:: Exercise ::
Track down the lines that contain "определить" and copy them.

:: Records to use ::
— START —

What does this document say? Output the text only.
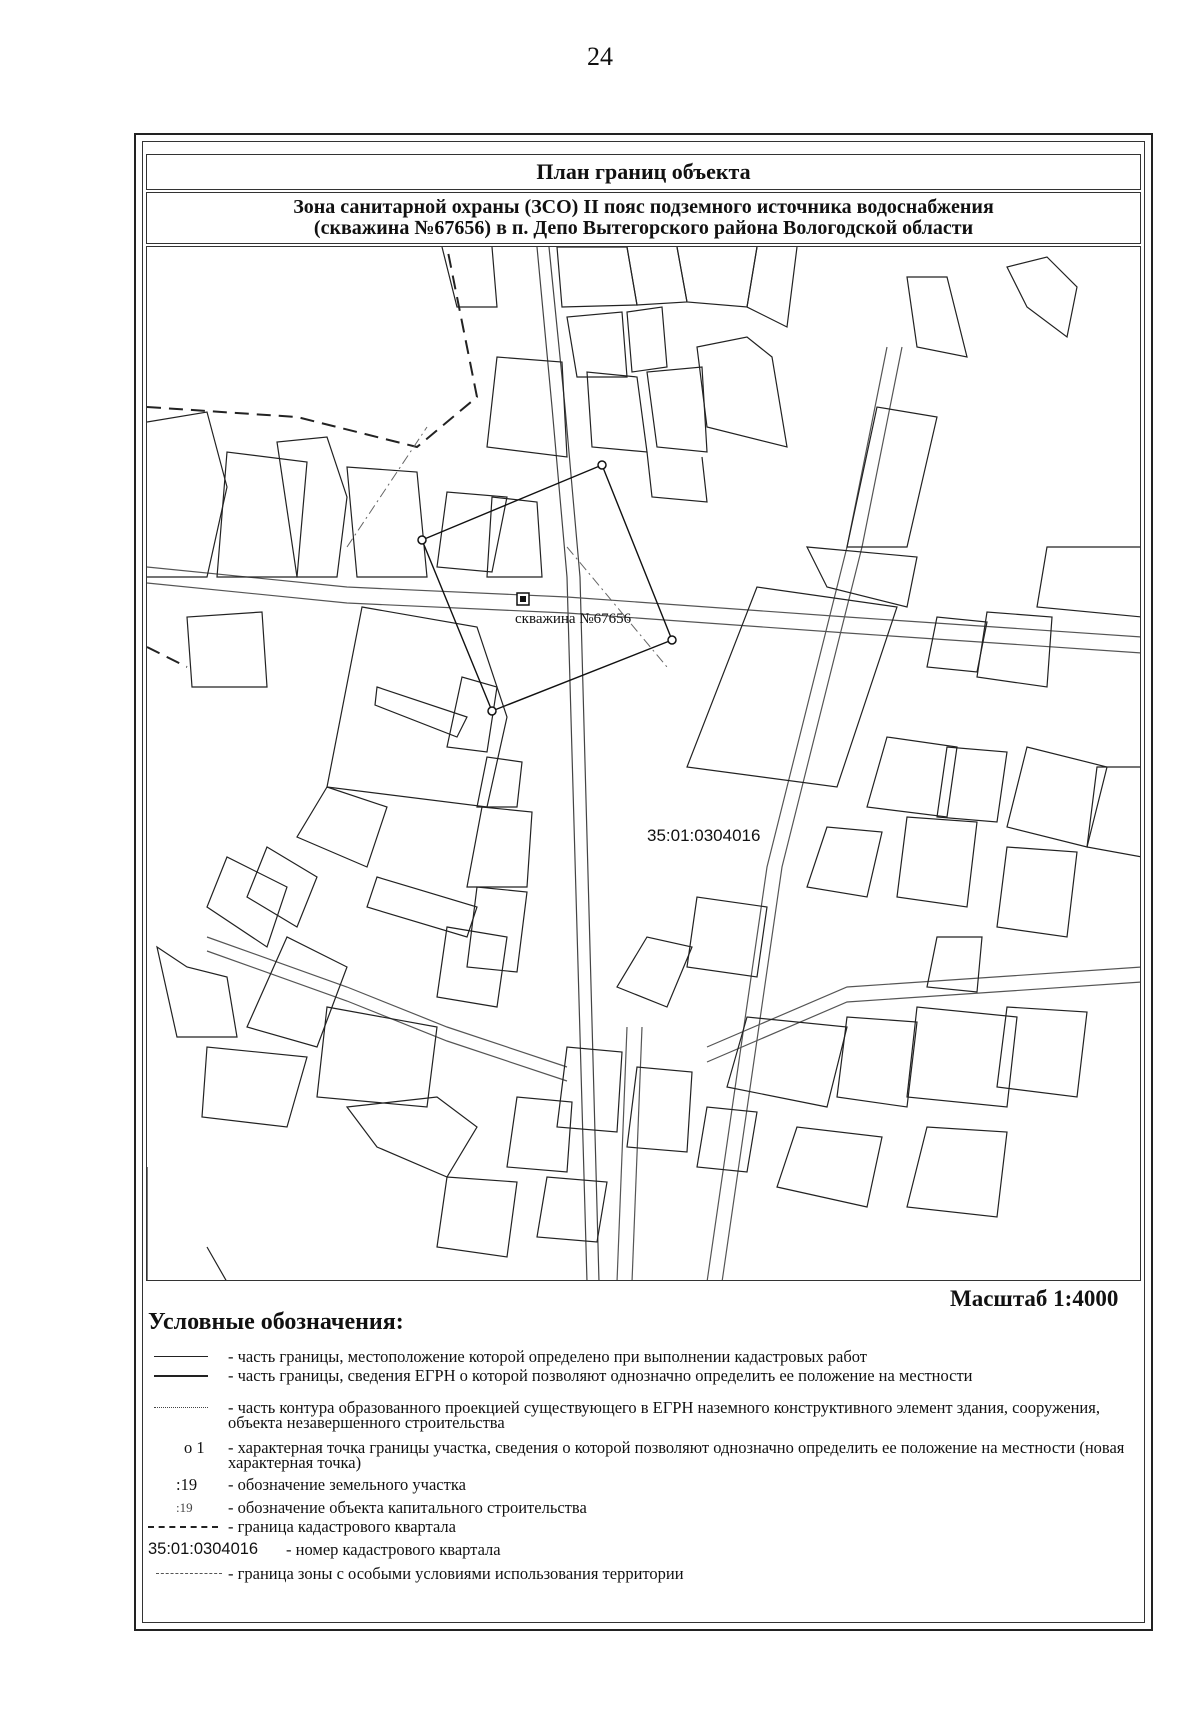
24
План границ объекта
Зона санитарной охраны (ЗСО) II пояс подземного источника водоснабжения
(скважина №67656) в п. Депо Вытегорского района Вологодской области
скважина №67656
35:01:0304016
Масштаб 1:4000
Условные обозначения:
- часть границы, местоположение которой определено при выполнении кадастровых работ
- часть границы, сведения ЕГРН о которой позволяют однозначно определить ее положение на местности
- часть контура образованного проекцией существующего в ЕГРН наземного конструктивного элемент здания, сооружения, объекта незавершенного строительства
o 1	- характерная точка границы участка, сведения о которой позволяют однозначно определить ее положение на местности (новая характерная точка)
:19	- обозначение земельного участка
:19	- обозначение объекта капитального строительства
- граница кадастрового квартала
35:01:0304016	- номер кадастрового квартала
- граница зоны с особыми условиями использования территории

— END —

:: Output for this task ::
- часть границы, сведения ЕГРН о которой позволяют однозначно определить ее положение на местности
o 1	- характерная точка границы участка, сведения о которой позволяют однозначно определить ее положение на местности (новая характерная точка)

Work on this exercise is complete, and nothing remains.